Problem requirements: Sift the listing for lines that hold the string "Store" and pull them out.

Supplied entries:
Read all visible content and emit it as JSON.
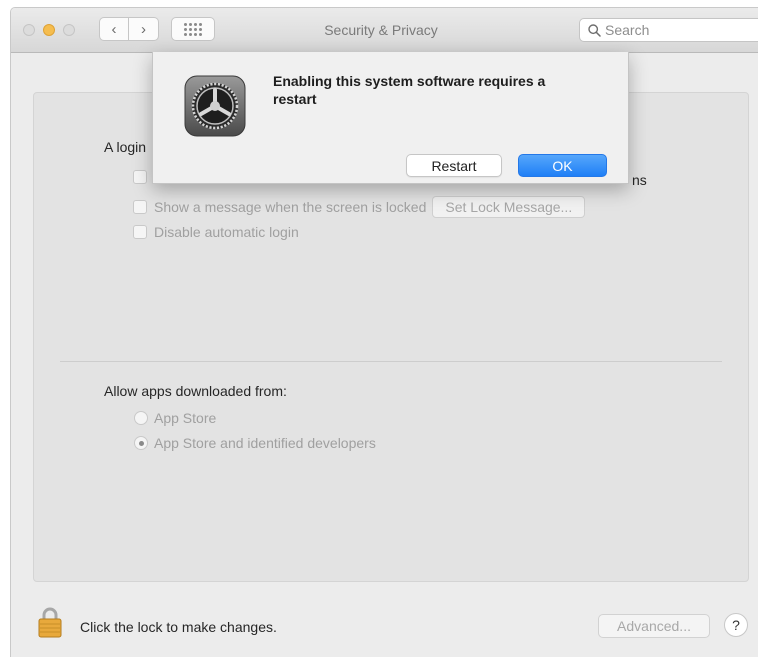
{
  "window": {
    "title": "Security & Privacy",
    "search_placeholder": "Search"
  },
  "nav": {
    "back_glyph": "‹",
    "forward_glyph": "›"
  },
  "login_section": {
    "heading_visible": "A login",
    "hidden_row_suffix": "ns",
    "show_message_label": "Show a message when the screen is locked",
    "set_lock_message_label": "Set Lock Message...",
    "disable_auto_login_label": "Disable automatic login"
  },
  "allow_apps_section": {
    "heading": "Allow apps downloaded from:",
    "options": [
      {
        "label": "App Store",
        "selected": false
      },
      {
        "label": "App Store and identified developers",
        "selected": true
      }
    ]
  },
  "footer": {
    "lock_text": "Click the lock to make changes.",
    "advanced_label": "Advanced...",
    "help_label": "?"
  },
  "dialog": {
    "icon": "system-preferences-gear-icon",
    "message": "Enabling this system software requires a restart",
    "restart_label": "Restart",
    "ok_label": "OK"
  },
  "colors": {
    "accent": "#1f7ff6",
    "minimize": "#f5bd4f",
    "lock": "#e8a93c"
  }
}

Problem solution:
        "label": "App Store",
        "label": "App Store and identified developers",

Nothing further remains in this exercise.